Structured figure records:
•••
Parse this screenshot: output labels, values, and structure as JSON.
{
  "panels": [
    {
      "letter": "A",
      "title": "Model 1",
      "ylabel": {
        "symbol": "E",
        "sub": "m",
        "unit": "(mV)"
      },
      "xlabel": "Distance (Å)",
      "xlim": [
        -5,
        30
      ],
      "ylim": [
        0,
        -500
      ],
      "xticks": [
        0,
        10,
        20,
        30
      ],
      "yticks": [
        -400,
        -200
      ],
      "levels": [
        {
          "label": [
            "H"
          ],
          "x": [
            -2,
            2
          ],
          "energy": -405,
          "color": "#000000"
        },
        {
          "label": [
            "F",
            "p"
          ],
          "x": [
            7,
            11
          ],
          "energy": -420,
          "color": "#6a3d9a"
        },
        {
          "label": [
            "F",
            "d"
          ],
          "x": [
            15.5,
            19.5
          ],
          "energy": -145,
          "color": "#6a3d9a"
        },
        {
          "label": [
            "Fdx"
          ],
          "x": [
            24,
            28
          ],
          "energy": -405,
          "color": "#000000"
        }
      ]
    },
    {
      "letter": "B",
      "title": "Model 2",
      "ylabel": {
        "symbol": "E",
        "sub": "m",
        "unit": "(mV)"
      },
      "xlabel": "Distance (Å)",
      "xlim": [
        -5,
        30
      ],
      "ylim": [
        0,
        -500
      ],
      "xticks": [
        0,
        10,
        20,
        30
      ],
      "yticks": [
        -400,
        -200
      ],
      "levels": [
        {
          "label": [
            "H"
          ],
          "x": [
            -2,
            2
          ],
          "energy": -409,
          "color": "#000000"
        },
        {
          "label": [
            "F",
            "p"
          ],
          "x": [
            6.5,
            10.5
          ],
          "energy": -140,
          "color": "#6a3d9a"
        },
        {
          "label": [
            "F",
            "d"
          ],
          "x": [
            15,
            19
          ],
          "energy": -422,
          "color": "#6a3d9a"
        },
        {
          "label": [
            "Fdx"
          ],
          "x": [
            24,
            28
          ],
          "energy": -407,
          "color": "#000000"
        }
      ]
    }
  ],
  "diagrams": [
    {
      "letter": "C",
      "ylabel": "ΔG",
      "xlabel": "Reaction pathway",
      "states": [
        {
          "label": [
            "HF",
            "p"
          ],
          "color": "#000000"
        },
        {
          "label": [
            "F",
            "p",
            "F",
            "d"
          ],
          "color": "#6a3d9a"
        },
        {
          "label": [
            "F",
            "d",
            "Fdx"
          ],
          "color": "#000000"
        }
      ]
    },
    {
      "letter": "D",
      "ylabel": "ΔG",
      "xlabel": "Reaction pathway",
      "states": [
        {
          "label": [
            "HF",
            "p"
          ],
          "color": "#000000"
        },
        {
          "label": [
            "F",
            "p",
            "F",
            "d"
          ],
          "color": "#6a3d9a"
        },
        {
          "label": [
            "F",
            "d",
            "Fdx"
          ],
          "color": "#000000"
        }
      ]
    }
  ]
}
•••
The exercise: How many lines in the records above contain the word "energy"? Reply with the number alone.

Reply to the exercise: 8